— Begin Excerpted records —
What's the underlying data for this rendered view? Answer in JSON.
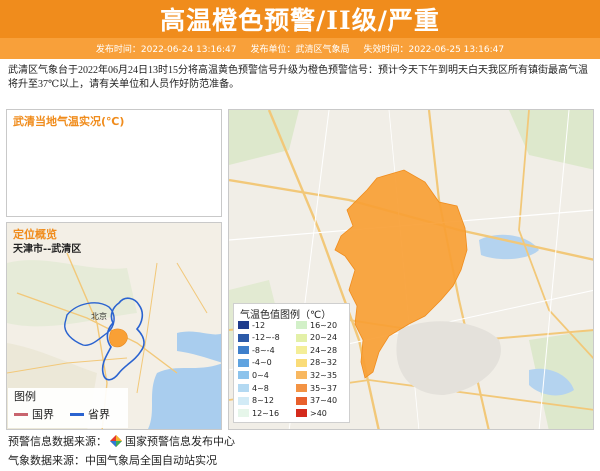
{
  "banner": {
    "title": "高温橙色预警/II级/严重"
  },
  "meta": {
    "publish_time": "发布时间：2022-06-24 13:16:47",
    "publisher": "发布单位：武清区气象局",
    "expire_time": "失效时间：2022-06-25 13:16:47"
  },
  "description": "武清区气象台于2022年06月24日13时15分将高温黄色预警信号升级为橙色预警信号：预计今天下午到明天白天我区所有镇街最高气温将升至37℃以上，请有关单位和人员作好防范准备。",
  "panel_temp": {
    "heading": "武清当地气温实况(℃)"
  },
  "panel_location": {
    "heading": "定位概览",
    "subheading": "天津市--武清区",
    "map_label_beijing": "北京",
    "legend": {
      "title": "图例",
      "country": "国界",
      "province": "省界"
    }
  },
  "temp_legend": {
    "title": "气温色值图例（℃）",
    "items": [
      {
        "label": "-12",
        "color": "#1f3c8c"
      },
      {
        "label": "16~20",
        "color": "#d2f0c8"
      },
      {
        "label": "-12~-8",
        "color": "#2c5aa8"
      },
      {
        "label": "20~24",
        "color": "#e3f0a8"
      },
      {
        "label": "-8~-4",
        "color": "#3e7fcb"
      },
      {
        "label": "24~28",
        "color": "#f4ee98"
      },
      {
        "label": "-4~0",
        "color": "#5fa3e0"
      },
      {
        "label": "28~32",
        "color": "#fadc78"
      },
      {
        "label": "0~4",
        "color": "#8cc3ec"
      },
      {
        "label": "32~35",
        "color": "#f8b860"
      },
      {
        "label": "4~8",
        "color": "#b3d9f2"
      },
      {
        "label": "35~37",
        "color": "#f39344"
      },
      {
        "label": "8~12",
        "color": "#d2ebf6"
      },
      {
        "label": "37~40",
        "color": "#e8602c"
      },
      {
        "label": "12~16",
        "color": "#e6f6ea"
      },
      {
        "label": ">40",
        "color": "#d42a1c"
      }
    ]
  },
  "sources": {
    "warning_source": "预警信息数据来源：",
    "warning_source_name": "国家预警信息发布中心",
    "weather_source": "气象数据来源：中国气象局全国自动站实况"
  },
  "colors": {
    "accent": "#f08c1c",
    "region_fill": "#f9a035",
    "country_line": "#c8646e",
    "province_line": "#2a63d0"
  }
}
— End Excerpted records —
> Directions
Transcribe the listing above verbatim. Omit the pictures.

> Task result
What's the underlying data for this rendered view? Answer in JSON.
{
  "banner": {
    "title": "高温橙色预警/II级/严重"
  },
  "meta": {
    "publish_time": "发布时间：2022-06-24 13:16:47",
    "publisher": "发布单位：武清区气象局",
    "expire_time": "失效时间：2022-06-25 13:16:47"
  },
  "description": "武清区气象台于2022年06月24日13时15分将高温黄色预警信号升级为橙色预警信号：预计今天下午到明天白天我区所有镇街最高气温将升至37℃以上，请有关单位和人员作好防范准备。",
  "panel_temp": {
    "heading": "武清当地气温实况(℃)"
  },
  "panel_location": {
    "heading": "定位概览",
    "subheading": "天津市--武清区",
    "map_label_beijing": "北京",
    "legend": {
      "title": "图例",
      "country": "国界",
      "province": "省界"
    }
  },
  "temp_legend": {
    "title": "气温色值图例（℃）",
    "items": [
      {
        "label": "-12",
        "color": "#1f3c8c"
      },
      {
        "label": "16~20",
        "color": "#d2f0c8"
      },
      {
        "label": "-12~-8",
        "color": "#2c5aa8"
      },
      {
        "label": "20~24",
        "color": "#e3f0a8"
      },
      {
        "label": "-8~-4",
        "color": "#3e7fcb"
      },
      {
        "label": "24~28",
        "color": "#f4ee98"
      },
      {
        "label": "-4~0",
        "color": "#5fa3e0"
      },
      {
        "label": "28~32",
        "color": "#fadc78"
      },
      {
        "label": "0~4",
        "color": "#8cc3ec"
      },
      {
        "label": "32~35",
        "color": "#f8b860"
      },
      {
        "label": "4~8",
        "color": "#b3d9f2"
      },
      {
        "label": "35~37",
        "color": "#f39344"
      },
      {
        "label": "8~12",
        "color": "#d2ebf6"
      },
      {
        "label": "37~40",
        "color": "#e8602c"
      },
      {
        "label": "12~16",
        "color": "#e6f6ea"
      },
      {
        "label": ">40",
        "color": "#d42a1c"
      }
    ]
  },
  "sources": {
    "warning_source": "预警信息数据来源：",
    "warning_source_name": "国家预警信息发布中心",
    "weather_source": "气象数据来源：中国气象局全国自动站实况"
  },
  "colors": {
    "accent": "#f08c1c",
    "region_fill": "#f9a035",
    "country_line": "#c8646e",
    "province_line": "#2a63d0"
  }
}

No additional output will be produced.